# Start of Data supplied

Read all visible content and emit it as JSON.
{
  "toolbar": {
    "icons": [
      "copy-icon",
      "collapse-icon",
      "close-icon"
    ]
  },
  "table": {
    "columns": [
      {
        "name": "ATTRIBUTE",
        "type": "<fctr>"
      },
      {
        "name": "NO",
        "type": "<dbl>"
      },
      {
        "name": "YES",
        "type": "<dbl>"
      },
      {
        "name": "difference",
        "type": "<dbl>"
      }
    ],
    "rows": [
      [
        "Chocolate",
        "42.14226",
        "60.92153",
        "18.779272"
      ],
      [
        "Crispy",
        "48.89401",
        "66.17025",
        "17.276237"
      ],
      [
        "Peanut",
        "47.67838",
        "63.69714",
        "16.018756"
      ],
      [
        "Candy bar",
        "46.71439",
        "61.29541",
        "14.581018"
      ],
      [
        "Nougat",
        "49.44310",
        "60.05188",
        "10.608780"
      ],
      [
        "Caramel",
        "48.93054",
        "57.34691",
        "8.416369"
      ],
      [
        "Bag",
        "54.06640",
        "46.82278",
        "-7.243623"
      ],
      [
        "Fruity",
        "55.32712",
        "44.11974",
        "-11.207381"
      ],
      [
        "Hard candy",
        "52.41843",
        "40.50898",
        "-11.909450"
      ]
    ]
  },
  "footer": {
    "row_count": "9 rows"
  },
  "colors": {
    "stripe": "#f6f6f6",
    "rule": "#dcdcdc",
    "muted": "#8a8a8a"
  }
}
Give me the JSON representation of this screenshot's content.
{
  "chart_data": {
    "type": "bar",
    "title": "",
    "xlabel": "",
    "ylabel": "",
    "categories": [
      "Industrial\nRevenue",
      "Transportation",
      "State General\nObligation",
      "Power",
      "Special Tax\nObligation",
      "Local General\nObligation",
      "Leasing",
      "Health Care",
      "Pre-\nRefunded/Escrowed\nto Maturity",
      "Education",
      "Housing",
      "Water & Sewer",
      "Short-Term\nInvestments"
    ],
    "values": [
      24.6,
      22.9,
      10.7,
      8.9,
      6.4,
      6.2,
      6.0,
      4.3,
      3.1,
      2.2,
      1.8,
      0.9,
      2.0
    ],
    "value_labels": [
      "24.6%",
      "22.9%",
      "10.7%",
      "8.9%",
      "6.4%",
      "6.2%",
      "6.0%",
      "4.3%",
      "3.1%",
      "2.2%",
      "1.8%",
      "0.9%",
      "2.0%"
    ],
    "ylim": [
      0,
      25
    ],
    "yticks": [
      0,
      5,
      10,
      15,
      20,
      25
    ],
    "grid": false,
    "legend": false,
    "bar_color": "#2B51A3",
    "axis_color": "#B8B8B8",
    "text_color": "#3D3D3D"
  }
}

# End of Data supplied

▸ **Directions**:
Go back to the listing above and please repeat it exactly.

▸ **Response for this exercise**:
Read all visible content and emit it as JSON.
{
  "toolbar": {
    "icons": [
      "copy-icon",
      "collapse-icon",
      "close-icon"
    ]
  },
  "table": {
    "columns": [
      {
        "name": "ATTRIBUTE",
        "type": "<fctr>"
      },
      {
        "name": "NO",
        "type": "<dbl>"
      },
      {
        "name": "YES",
        "type": "<dbl>"
      },
      {
        "name": "difference",
        "type": "<dbl>"
      }
    ],
    "rows": [
      [
        "Chocolate",
        "42.14226",
        "60.92153",
        "18.779272"
      ],
      [
        "Crispy",
        "48.89401",
        "66.17025",
        "17.276237"
      ],
      [
        "Peanut",
        "47.67838",
        "63.69714",
        "16.018756"
      ],
      [
        "Candy bar",
        "46.71439",
        "61.29541",
        "14.581018"
      ],
      [
        "Nougat",
        "49.44310",
        "60.05188",
        "10.608780"
      ],
      [
        "Caramel",
        "48.93054",
        "57.34691",
        "8.416369"
      ],
      [
        "Bag",
        "54.06640",
        "46.82278",
        "-7.243623"
      ],
      [
        "Fruity",
        "55.32712",
        "44.11974",
        "-11.207381"
      ],
      [
        "Hard candy",
        "52.41843",
        "40.50898",
        "-11.909450"
      ]
    ]
  },
  "footer": {
    "row_count": "9 rows"
  },
  "colors": {
    "stripe": "#f6f6f6",
    "rule": "#dcdcdc",
    "muted": "#8a8a8a"
  }
}
Give me the JSON representation of this screenshot's content.
{
  "chart_data": {
    "type": "bar",
    "title": "",
    "xlabel": "",
    "ylabel": "",
    "categories": [
      "Industrial\nRevenue",
      "Transportation",
      "State General\nObligation",
      "Power",
      "Special Tax\nObligation",
      "Local General\nObligation",
      "Leasing",
      "Health Care",
      "Pre-\nRefunded/Escrowed\nto Maturity",
      "Education",
      "Housing",
      "Water & Sewer",
      "Short-Term\nInvestments"
    ],
    "values": [
      24.6,
      22.9,
      10.7,
      8.9,
      6.4,
      6.2,
      6.0,
      4.3,
      3.1,
      2.2,
      1.8,
      0.9,
      2.0
    ],
    "value_labels": [
      "24.6%",
      "22.9%",
      "10.7%",
      "8.9%",
      "6.4%",
      "6.2%",
      "6.0%",
      "4.3%",
      "3.1%",
      "2.2%",
      "1.8%",
      "0.9%",
      "2.0%"
    ],
    "ylim": [
      0,
      25
    ],
    "yticks": [
      0,
      5,
      10,
      15,
      20,
      25
    ],
    "grid": false,
    "legend": false,
    "bar_color": "#2B51A3",
    "axis_color": "#B8B8B8",
    "text_color": "#3D3D3D"
  }
}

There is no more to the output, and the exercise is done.